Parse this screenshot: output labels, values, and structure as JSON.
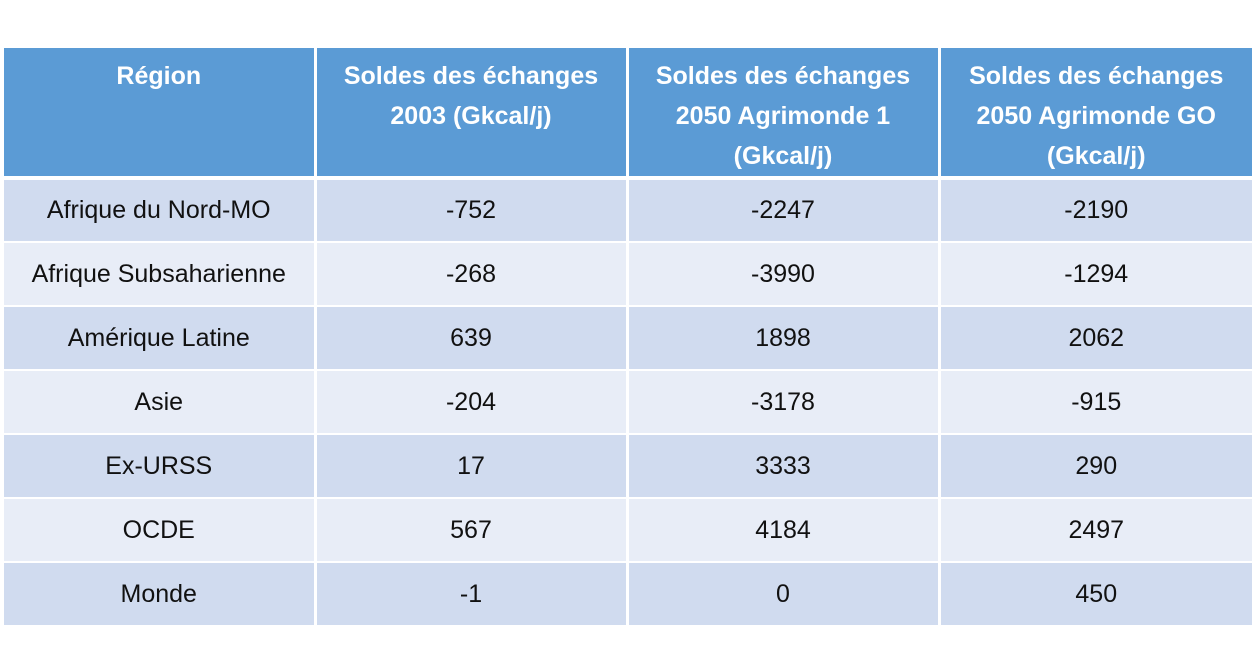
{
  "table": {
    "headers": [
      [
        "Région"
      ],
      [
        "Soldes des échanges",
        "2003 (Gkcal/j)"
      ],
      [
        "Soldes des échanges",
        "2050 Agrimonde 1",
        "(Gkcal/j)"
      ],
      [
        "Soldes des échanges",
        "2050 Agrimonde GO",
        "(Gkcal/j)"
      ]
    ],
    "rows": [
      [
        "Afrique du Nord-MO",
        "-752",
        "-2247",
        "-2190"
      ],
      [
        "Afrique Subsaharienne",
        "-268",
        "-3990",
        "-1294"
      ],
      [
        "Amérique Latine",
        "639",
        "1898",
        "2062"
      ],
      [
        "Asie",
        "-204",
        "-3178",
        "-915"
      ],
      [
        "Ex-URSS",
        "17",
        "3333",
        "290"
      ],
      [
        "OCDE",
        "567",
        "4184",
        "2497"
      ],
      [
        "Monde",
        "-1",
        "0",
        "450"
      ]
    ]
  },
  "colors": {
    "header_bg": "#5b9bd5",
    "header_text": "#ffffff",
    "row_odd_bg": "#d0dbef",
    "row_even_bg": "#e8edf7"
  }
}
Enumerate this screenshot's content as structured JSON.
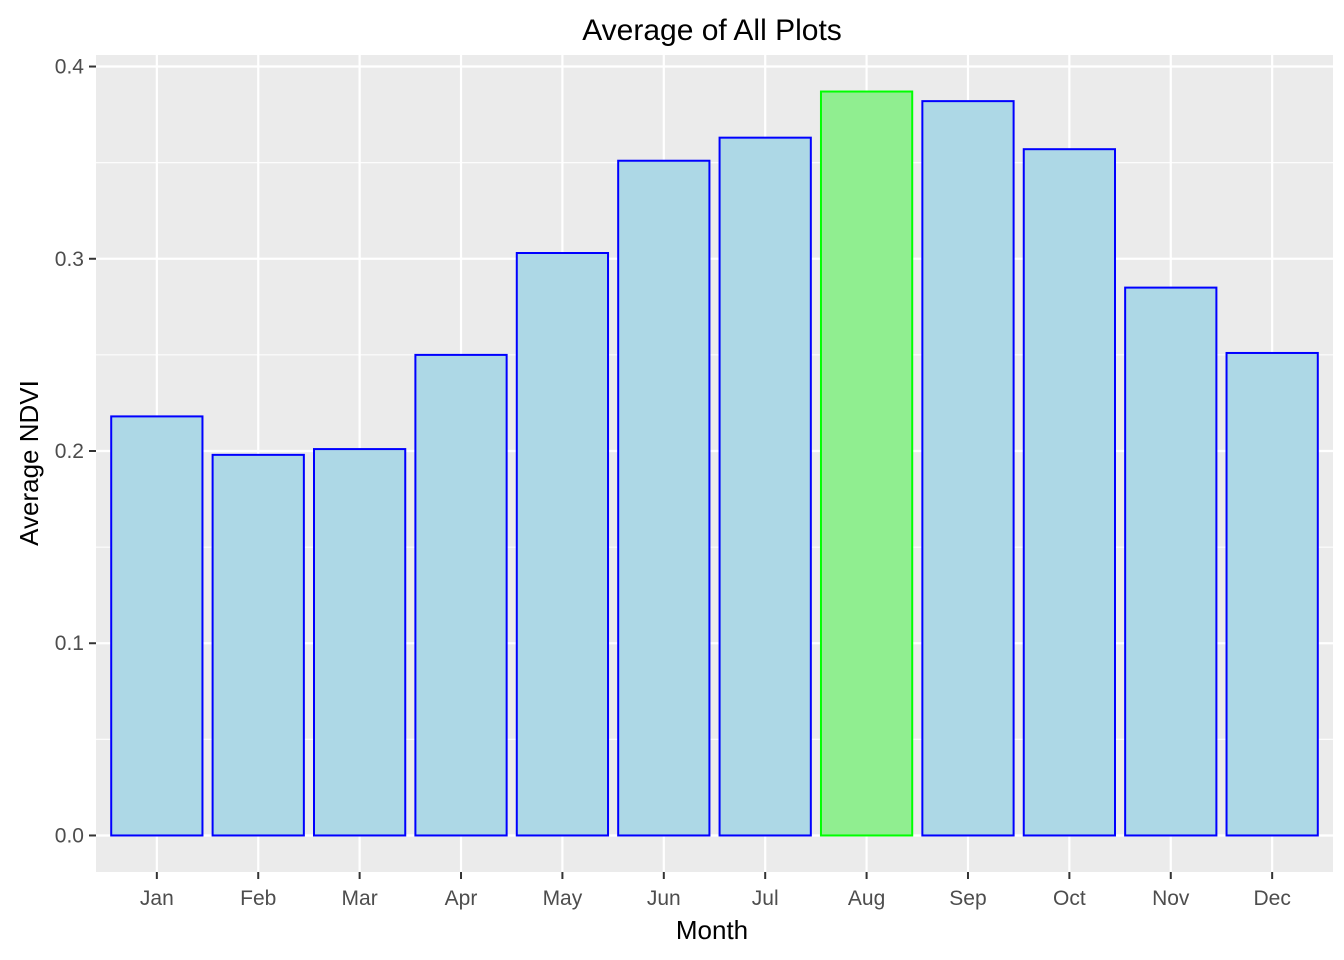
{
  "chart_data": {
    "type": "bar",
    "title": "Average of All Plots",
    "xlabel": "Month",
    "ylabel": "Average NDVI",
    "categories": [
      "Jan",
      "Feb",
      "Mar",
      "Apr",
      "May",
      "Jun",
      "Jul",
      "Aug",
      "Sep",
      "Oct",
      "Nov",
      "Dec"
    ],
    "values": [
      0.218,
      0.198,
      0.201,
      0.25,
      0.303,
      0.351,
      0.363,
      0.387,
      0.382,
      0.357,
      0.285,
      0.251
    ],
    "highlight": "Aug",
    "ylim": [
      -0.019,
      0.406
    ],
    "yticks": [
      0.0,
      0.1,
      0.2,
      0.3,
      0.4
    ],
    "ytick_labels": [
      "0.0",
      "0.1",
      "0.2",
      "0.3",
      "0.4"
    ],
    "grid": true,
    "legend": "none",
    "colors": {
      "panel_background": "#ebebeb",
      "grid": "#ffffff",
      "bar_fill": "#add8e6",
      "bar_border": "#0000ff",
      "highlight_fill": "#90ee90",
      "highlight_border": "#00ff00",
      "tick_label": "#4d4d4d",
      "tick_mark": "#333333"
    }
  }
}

* * * * *

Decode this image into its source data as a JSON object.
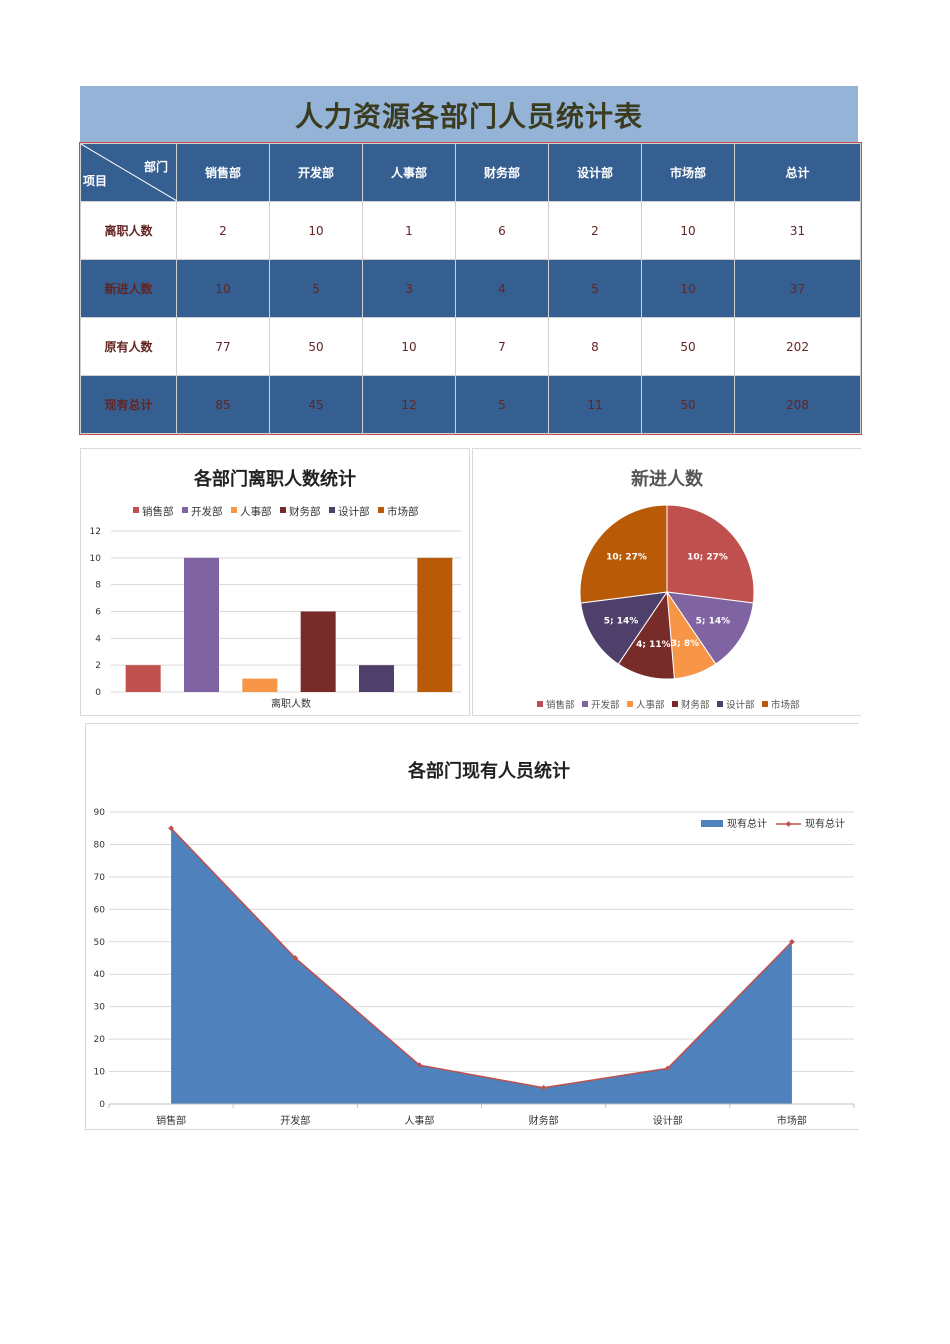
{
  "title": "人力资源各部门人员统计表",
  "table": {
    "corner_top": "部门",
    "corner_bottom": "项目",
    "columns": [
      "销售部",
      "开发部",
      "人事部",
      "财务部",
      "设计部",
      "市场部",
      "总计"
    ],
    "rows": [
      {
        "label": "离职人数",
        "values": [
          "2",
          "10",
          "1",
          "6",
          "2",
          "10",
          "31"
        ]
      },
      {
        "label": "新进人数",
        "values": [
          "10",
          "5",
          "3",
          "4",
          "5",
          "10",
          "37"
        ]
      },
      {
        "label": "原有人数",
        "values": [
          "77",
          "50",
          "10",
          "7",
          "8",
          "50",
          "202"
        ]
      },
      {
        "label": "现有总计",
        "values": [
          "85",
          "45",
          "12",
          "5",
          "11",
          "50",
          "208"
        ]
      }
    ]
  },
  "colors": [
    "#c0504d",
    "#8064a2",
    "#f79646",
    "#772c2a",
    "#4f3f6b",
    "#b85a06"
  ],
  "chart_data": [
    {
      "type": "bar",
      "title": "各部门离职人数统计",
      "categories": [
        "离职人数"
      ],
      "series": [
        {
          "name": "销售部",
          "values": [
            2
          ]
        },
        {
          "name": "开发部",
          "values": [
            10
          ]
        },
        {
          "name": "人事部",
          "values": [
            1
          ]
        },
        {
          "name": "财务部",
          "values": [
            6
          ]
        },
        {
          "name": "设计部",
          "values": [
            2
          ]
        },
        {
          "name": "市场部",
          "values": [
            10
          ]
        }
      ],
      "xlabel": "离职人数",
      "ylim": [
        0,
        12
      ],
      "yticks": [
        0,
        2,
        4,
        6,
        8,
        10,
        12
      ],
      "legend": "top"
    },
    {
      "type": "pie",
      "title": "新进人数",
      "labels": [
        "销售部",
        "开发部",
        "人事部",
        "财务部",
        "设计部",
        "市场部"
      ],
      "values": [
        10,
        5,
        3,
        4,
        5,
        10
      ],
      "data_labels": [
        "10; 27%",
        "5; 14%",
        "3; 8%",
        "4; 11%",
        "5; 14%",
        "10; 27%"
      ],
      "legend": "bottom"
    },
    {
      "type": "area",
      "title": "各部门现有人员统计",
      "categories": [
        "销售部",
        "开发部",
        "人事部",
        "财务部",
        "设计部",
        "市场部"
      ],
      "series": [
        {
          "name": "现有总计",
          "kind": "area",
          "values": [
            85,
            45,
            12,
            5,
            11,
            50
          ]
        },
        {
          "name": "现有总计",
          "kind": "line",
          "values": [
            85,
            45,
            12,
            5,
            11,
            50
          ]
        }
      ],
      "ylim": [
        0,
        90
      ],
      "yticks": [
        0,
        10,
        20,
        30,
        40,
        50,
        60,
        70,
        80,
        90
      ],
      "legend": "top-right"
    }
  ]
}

* * * * *

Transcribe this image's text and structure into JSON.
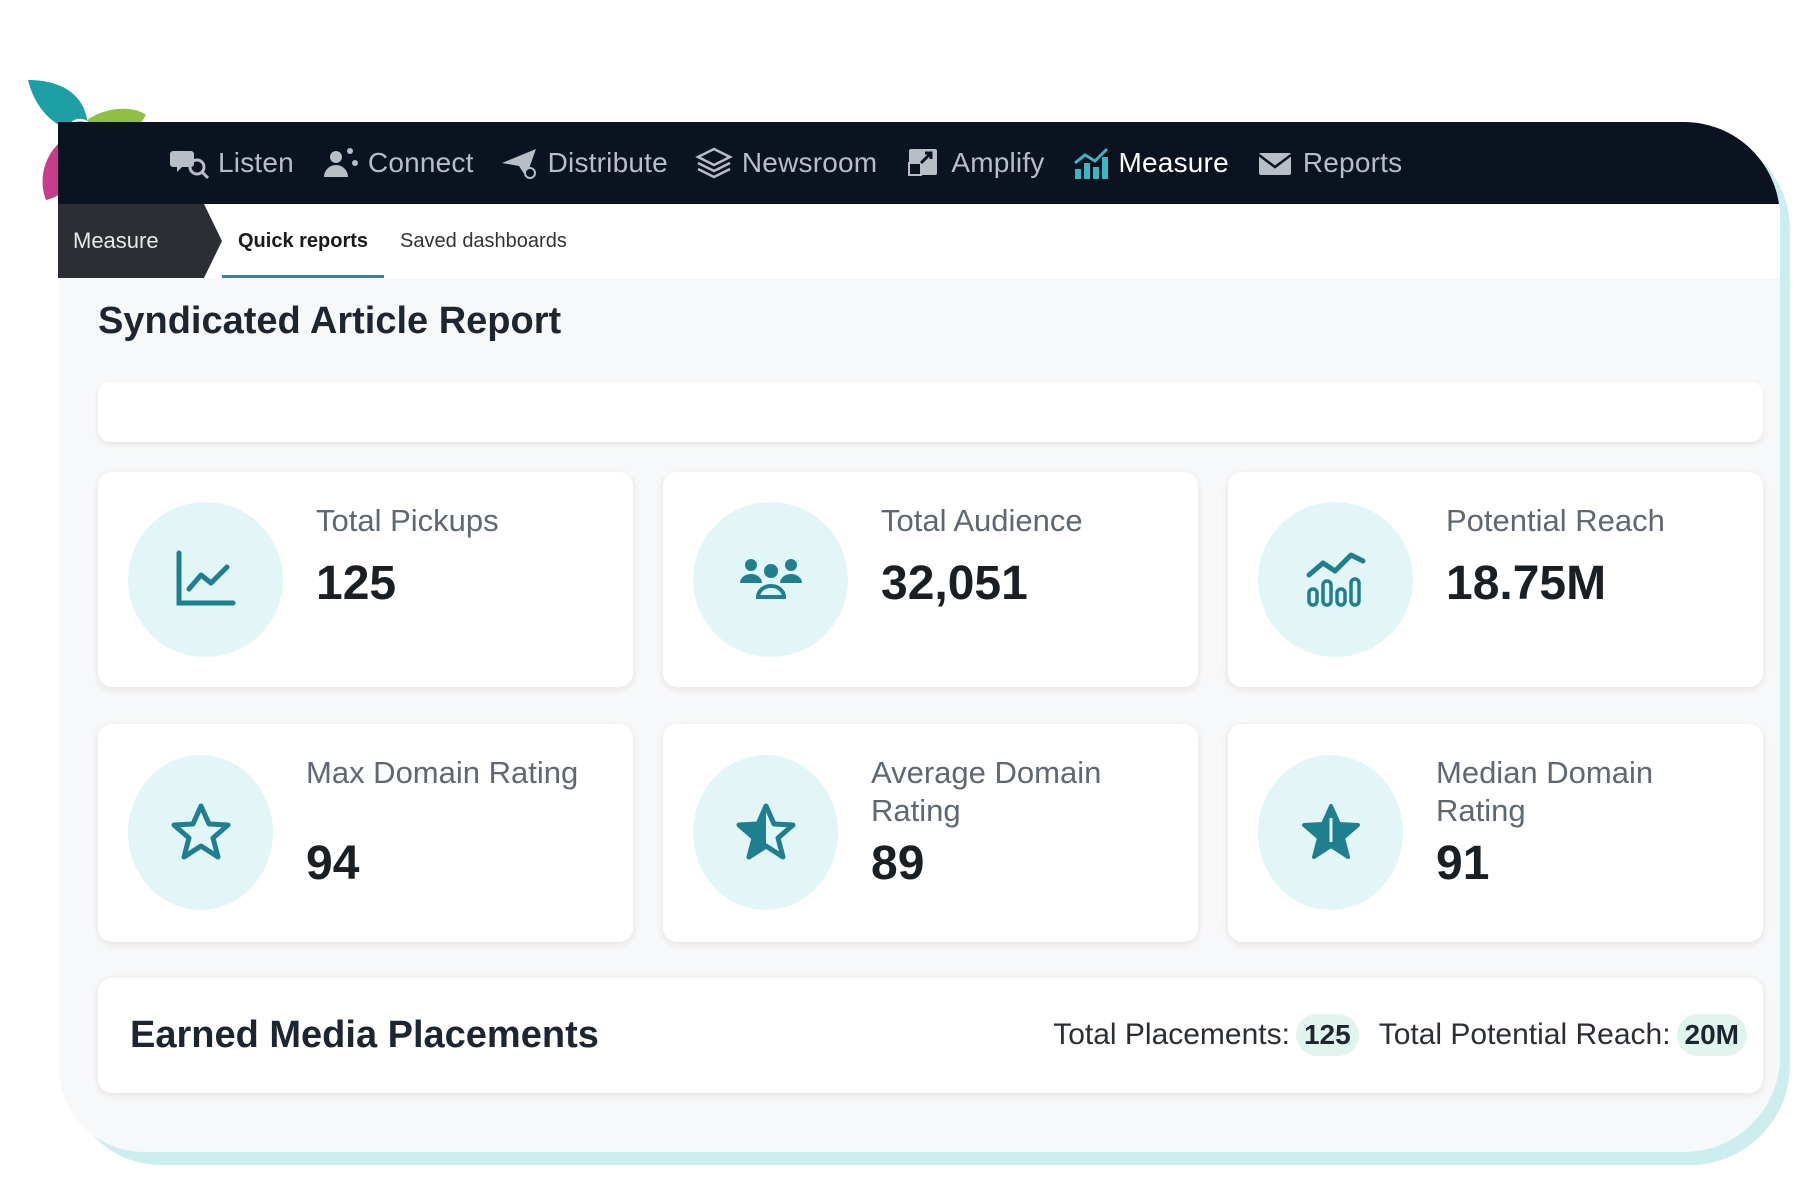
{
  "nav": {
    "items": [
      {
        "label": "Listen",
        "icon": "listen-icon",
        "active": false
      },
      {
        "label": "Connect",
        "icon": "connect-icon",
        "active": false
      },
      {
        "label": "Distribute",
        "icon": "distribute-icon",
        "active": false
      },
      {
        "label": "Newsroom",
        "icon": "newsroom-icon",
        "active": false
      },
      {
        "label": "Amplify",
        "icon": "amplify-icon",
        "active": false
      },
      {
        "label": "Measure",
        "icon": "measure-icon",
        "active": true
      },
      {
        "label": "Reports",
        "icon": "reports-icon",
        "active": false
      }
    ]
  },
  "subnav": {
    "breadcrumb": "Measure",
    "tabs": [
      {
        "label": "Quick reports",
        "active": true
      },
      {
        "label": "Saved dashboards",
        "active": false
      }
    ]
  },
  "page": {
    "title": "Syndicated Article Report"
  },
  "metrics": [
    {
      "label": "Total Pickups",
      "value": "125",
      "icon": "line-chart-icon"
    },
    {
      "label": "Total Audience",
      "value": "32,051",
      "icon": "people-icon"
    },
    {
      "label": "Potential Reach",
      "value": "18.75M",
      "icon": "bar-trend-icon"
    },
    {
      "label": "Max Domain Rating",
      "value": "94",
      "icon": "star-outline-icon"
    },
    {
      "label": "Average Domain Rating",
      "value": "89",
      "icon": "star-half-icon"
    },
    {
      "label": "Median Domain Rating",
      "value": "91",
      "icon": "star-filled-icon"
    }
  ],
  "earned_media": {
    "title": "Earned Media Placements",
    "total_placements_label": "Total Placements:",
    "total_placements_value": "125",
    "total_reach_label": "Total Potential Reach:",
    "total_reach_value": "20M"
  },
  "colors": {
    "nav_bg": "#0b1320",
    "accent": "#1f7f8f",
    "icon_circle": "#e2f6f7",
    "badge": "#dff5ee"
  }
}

* * * * *

**THE EXERCISE:** Among the entries above, identify all lines with "Potential" and copy them.

**EXERCISE RESPONSE:**
      "label": "Potential Reach",
    "total_reach_label": "Total Potential Reach:",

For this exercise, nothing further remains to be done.